Exercise aim:
Every record should be written out exactly, with the pictures left out.

Entries supplied:
++++++++++++++++++++
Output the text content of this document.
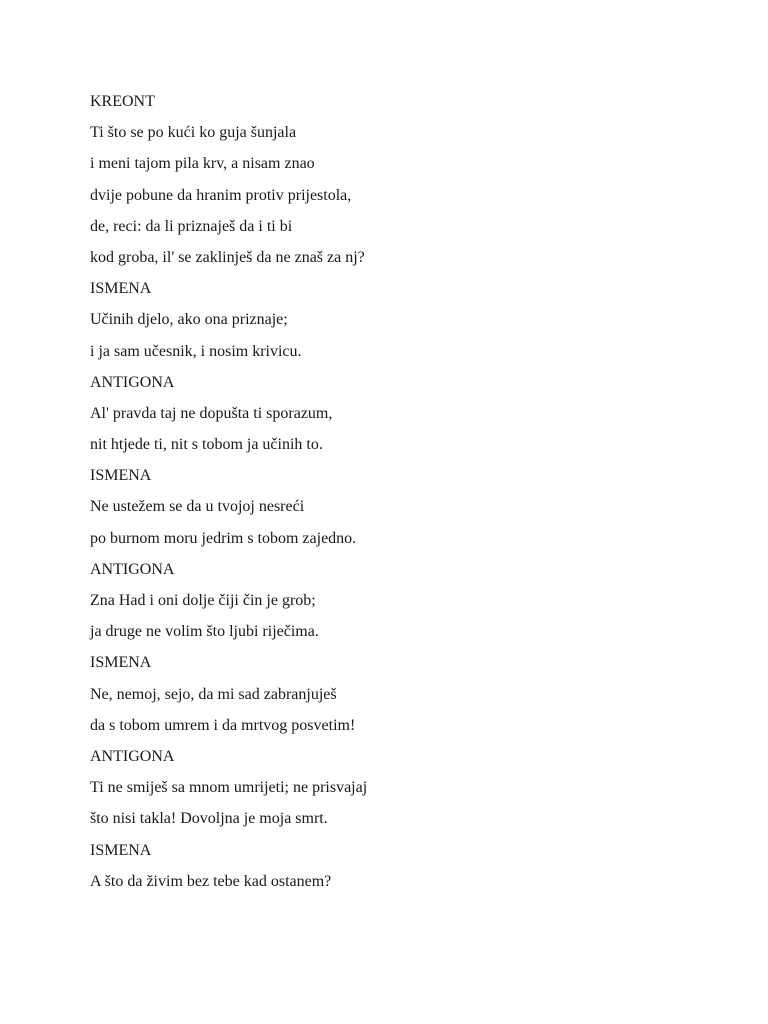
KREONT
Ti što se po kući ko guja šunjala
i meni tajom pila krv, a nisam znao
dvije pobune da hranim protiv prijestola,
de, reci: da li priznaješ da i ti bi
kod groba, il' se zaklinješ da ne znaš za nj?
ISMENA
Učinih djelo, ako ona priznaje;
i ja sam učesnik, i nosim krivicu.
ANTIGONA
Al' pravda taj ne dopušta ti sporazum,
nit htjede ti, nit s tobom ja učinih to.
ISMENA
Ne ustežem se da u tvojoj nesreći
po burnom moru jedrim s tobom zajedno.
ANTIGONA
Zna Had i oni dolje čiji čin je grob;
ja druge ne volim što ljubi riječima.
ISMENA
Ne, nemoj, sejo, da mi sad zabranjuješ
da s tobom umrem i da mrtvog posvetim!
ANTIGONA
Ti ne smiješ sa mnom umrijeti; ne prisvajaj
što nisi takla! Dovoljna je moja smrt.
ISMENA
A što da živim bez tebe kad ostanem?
++++++++++++++++++++
Task response:
Output the text content of this document.
KREONT
Ti što se po kući ko guja šunjala
i meni tajom pila krv, a nisam znao
dvije pobune da hranim protiv prijestola,
de, reci: da li priznaješ da i ti bi
kod groba, il' se zaklinješ da ne znaš za nj?
ISMENA
Učinih djelo, ako ona priznaje;
i ja sam učesnik, i nosim krivicu.
ANTIGONA
Al' pravda taj ne dopušta ti sporazum,
nit htjede ti, nit s tobom ja učinih to.
ISMENA
Ne ustežem se da u tvojoj nesreći
po burnom moru jedrim s tobom zajedno.
ANTIGONA
Zna Had i oni dolje čiji čin je grob;
ja druge ne volim što ljubi riječima.
ISMENA
Ne, nemoj, sejo, da mi sad zabranjuješ
da s tobom umrem i da mrtvog posvetim!
ANTIGONA
Ti ne smiješ sa mnom umrijeti; ne prisvajaj
što nisi takla! Dovoljna je moja smrt.
ISMENA
A što da živim bez tebe kad ostanem?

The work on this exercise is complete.